◆ DIRECTIONS FOR THIS TASK
Wherever a line holds the word "Pessoas", copy that line out.

◆ DATA EXCERPTS
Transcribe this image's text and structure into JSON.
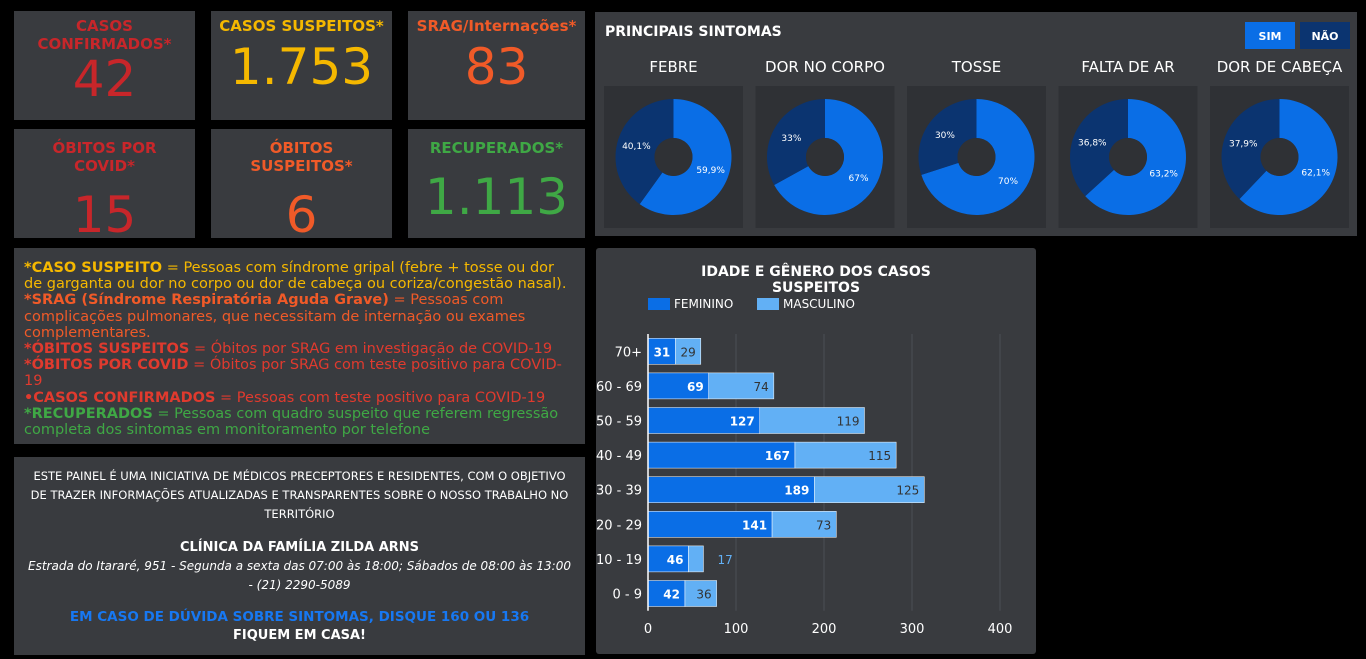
{
  "kpis": [
    {
      "label": "CASOS CONFIRMADOS*",
      "value": "42"
    },
    {
      "label": "CASOS SUSPEITOS*",
      "value": "1.753"
    },
    {
      "label": "SRAG/Internações*",
      "value": "83"
    },
    {
      "label": "ÓBITOS POR COVID*",
      "value": "15"
    },
    {
      "label": "ÓBITOS SUSPEITOS*",
      "value": "6"
    },
    {
      "label": "RECUPERADOS*",
      "value": "1.113"
    }
  ],
  "definitions": [
    {
      "term": "*CASO SUSPEITO",
      "text": "= Pessoas com síndrome gripal (febre + tosse ou dor de garganta ou dor no corpo ou dor de cabeça ou coriza/congestão nasal)."
    },
    {
      "term": "*SRAG (Síndrome Respiratória Aguda Grave)",
      "text": "= Pessoas com complicações pulmonares, que necessitam de internação ou exames complementares."
    },
    {
      "term": "*ÓBITOS SUSPEITOS",
      "text": "= Óbitos por SRAG em investigação de COVID-19"
    },
    {
      "term": "*ÓBITOS POR COVID",
      "text": "= Óbitos por SRAG com teste positivo para COVID-19"
    },
    {
      "term": "•CASOS CONFIRMADOS",
      "text": "= Pessoas com teste positivo para COVID-19"
    },
    {
      "term": "*RECUPERADOS",
      "text": "= Pessoas com quadro suspeito que referem regressão completa dos sintomas em monitoramento por telefone"
    }
  ],
  "info": {
    "text": "ESTE PAINEL É UMA INICIATIVA DE MÉDICOS PRECEPTORES E RESIDENTES, COM O OBJETIVO DE TRAZER INFORMAÇÕES ATUALIZADAS E TRANSPARENTES SOBRE O NOSSO TRABALHO NO TERRITÓRIO",
    "clinic": "CLÍNICA DA FAMÍLIA ZILDA ARNS",
    "address": "Estrada do Itararé, 951 - Segunda a sexta das 07:00 às 18:00; Sábados de 08:00 às 13:00 - (21) 2290-5089",
    "hotline": "EM CASO DE DÚVIDA SOBRE SINTOMAS, DISQUE 160 OU 136",
    "closing": "FIQUEM EM CASA!"
  },
  "chart_data": [
    {
      "type": "pie",
      "title": "PRINCIPAIS SINTOMAS",
      "categories": [
        "FEBRE",
        "DOR NO CORPO",
        "TOSSE",
        "FALTA DE AR",
        "DOR DE CABEÇA"
      ],
      "series": [
        {
          "name": "SIM",
          "color": "#0a6ee6",
          "values": [
            59.9,
            67,
            70,
            63.2,
            62.1
          ],
          "value_labels": [
            "59,9%",
            "67%",
            "70%",
            "63,2%",
            "62,1%"
          ]
        },
        {
          "name": "NÃO",
          "color": "#0b3470",
          "values": [
            40.1,
            33,
            30,
            36.8,
            37.9
          ],
          "value_labels": [
            "40,1%",
            "33%",
            "30%",
            "36,8%",
            "37,9%"
          ]
        }
      ]
    },
    {
      "type": "bar",
      "orientation": "horizontal",
      "stacked": true,
      "grid": true,
      "title": "IDADE E GÊNERO DOS CASOS SUSPEITOS",
      "categories": [
        "70+",
        "60 - 69",
        "50 - 59",
        "40 - 49",
        "30 - 39",
        "20 - 29",
        "10 - 19",
        "0 - 9"
      ],
      "series": [
        {
          "name": "FEMININO",
          "color": "#0a6ee6",
          "values": [
            31,
            69,
            127,
            167,
            189,
            141,
            46,
            42
          ]
        },
        {
          "name": "MASCULINO",
          "color": "#62b0f5",
          "values": [
            29,
            74,
            119,
            115,
            125,
            73,
            17,
            36
          ]
        }
      ],
      "xlim": [
        0,
        400
      ],
      "xticks": [
        0,
        100,
        200,
        300,
        400
      ]
    }
  ]
}
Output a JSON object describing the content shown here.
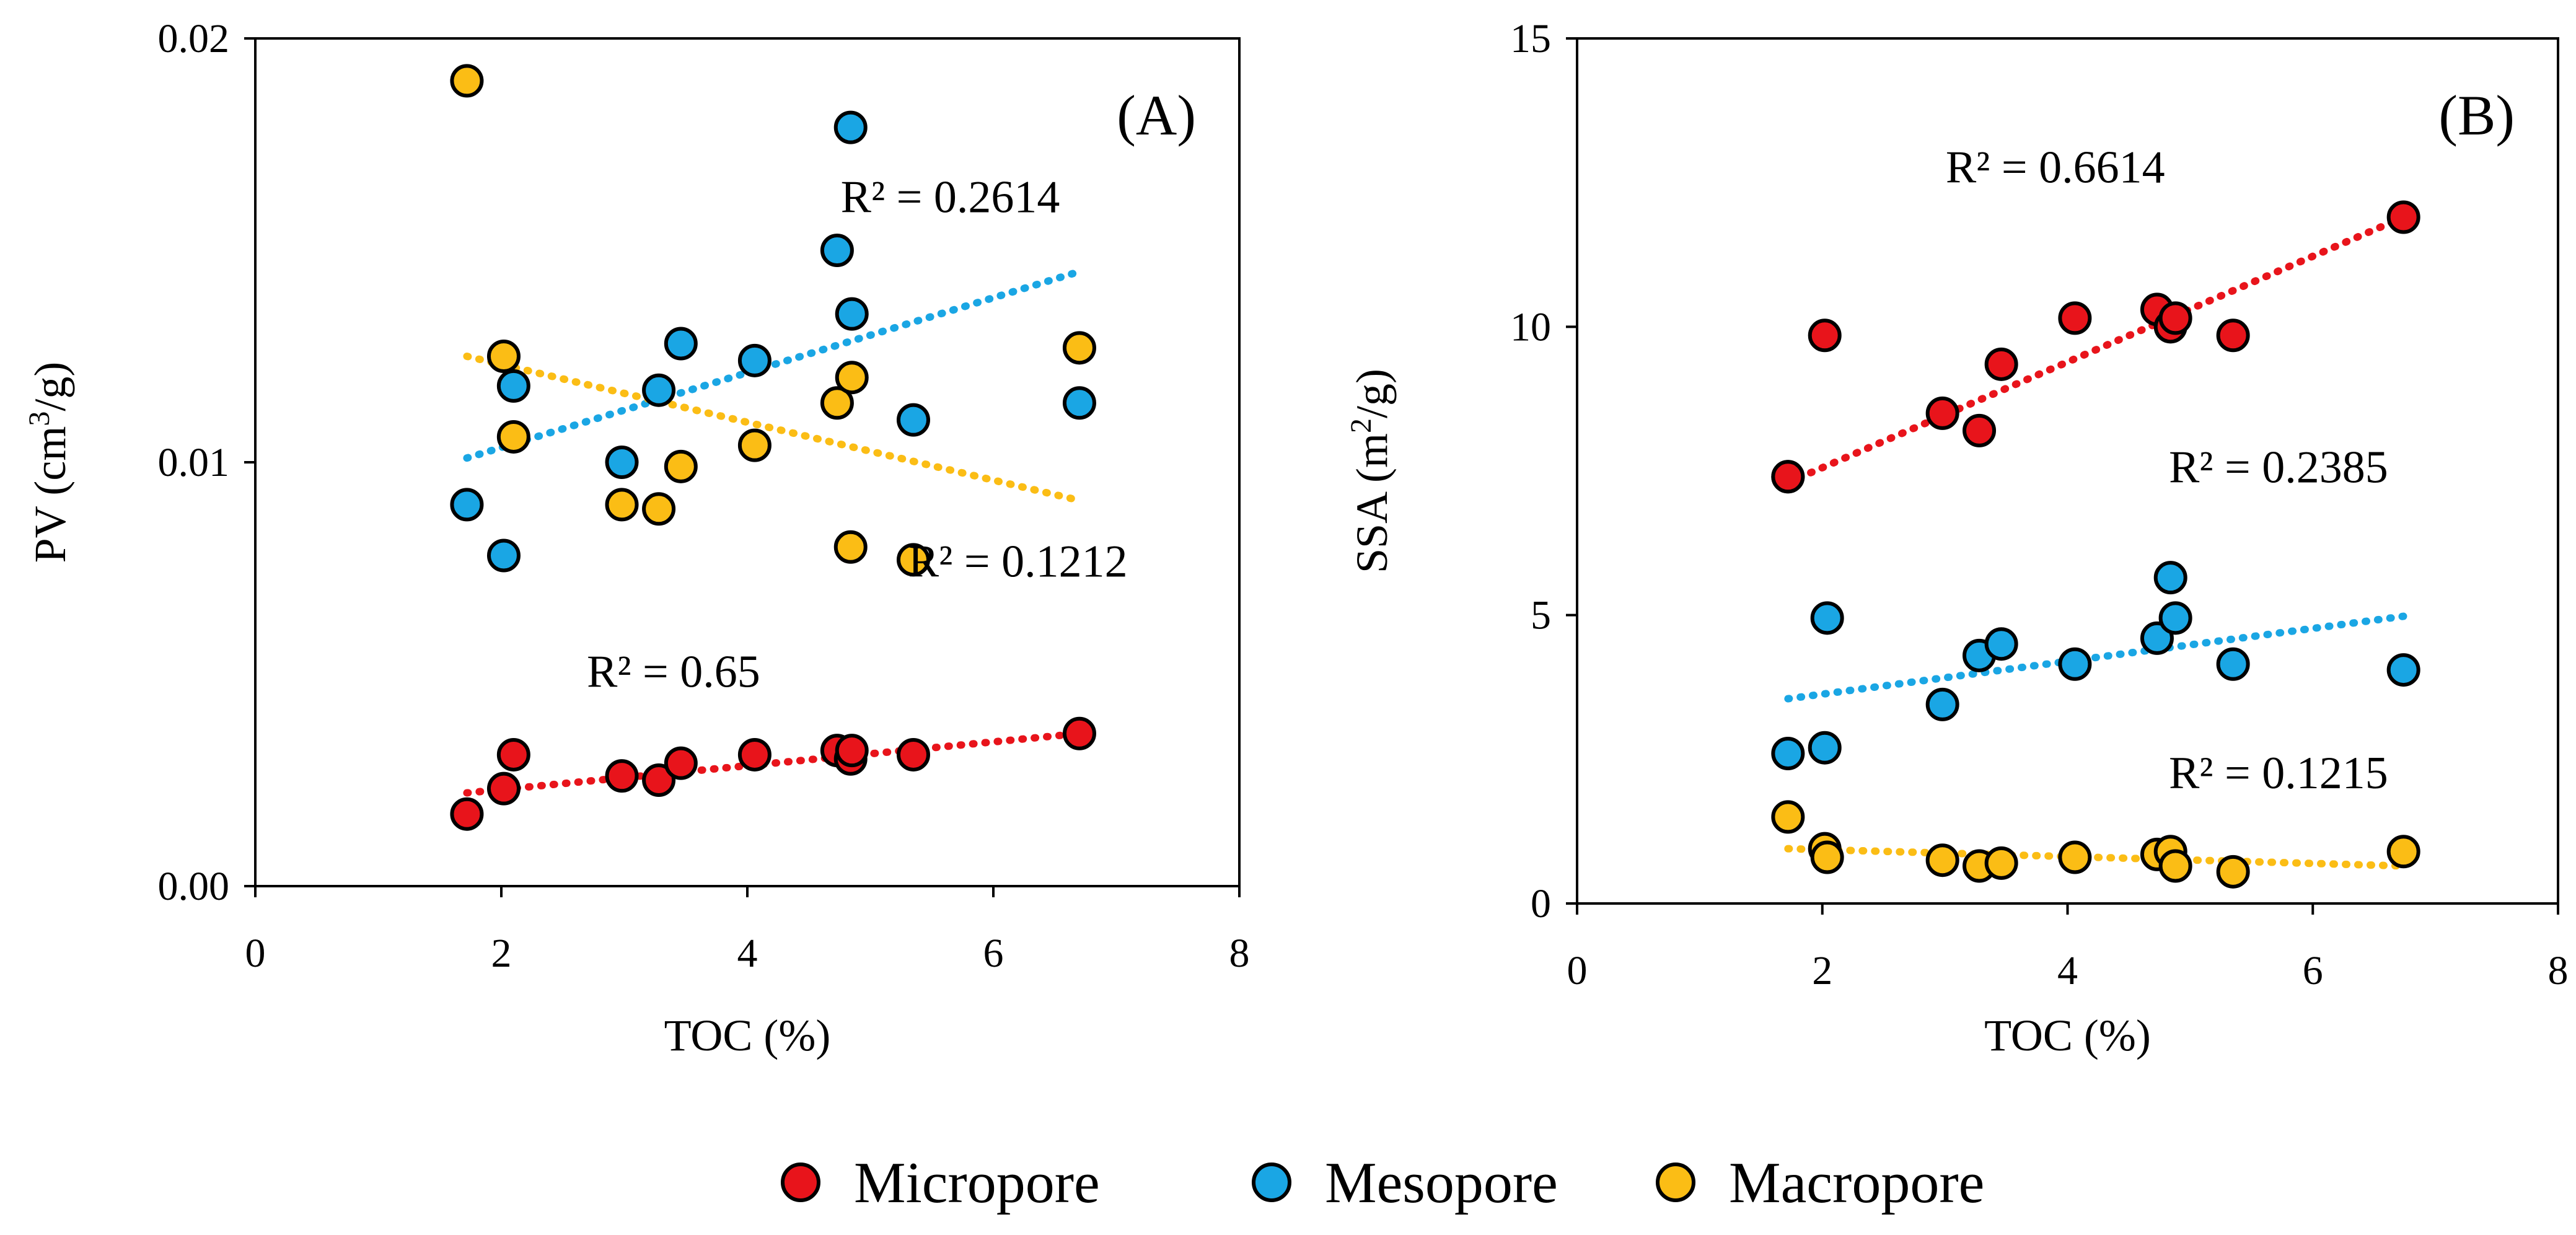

◆ TASK RESPONSE
      "text": "= Pessoas com síndrome gripal (febre + tosse ou dor de garganta ou dor no corpo ou dor de cabeça ou coriza/congestão nasal)."
      "text": "= Pessoas com complicações pulmonares, que necessitam de internação ou exames complementares."
      "text": "= Pessoas com teste positivo para COVID-19"
      "text": "= Pessoas com quadro suspeito que referem regressão completa dos sintomas em monitoramento por telefone"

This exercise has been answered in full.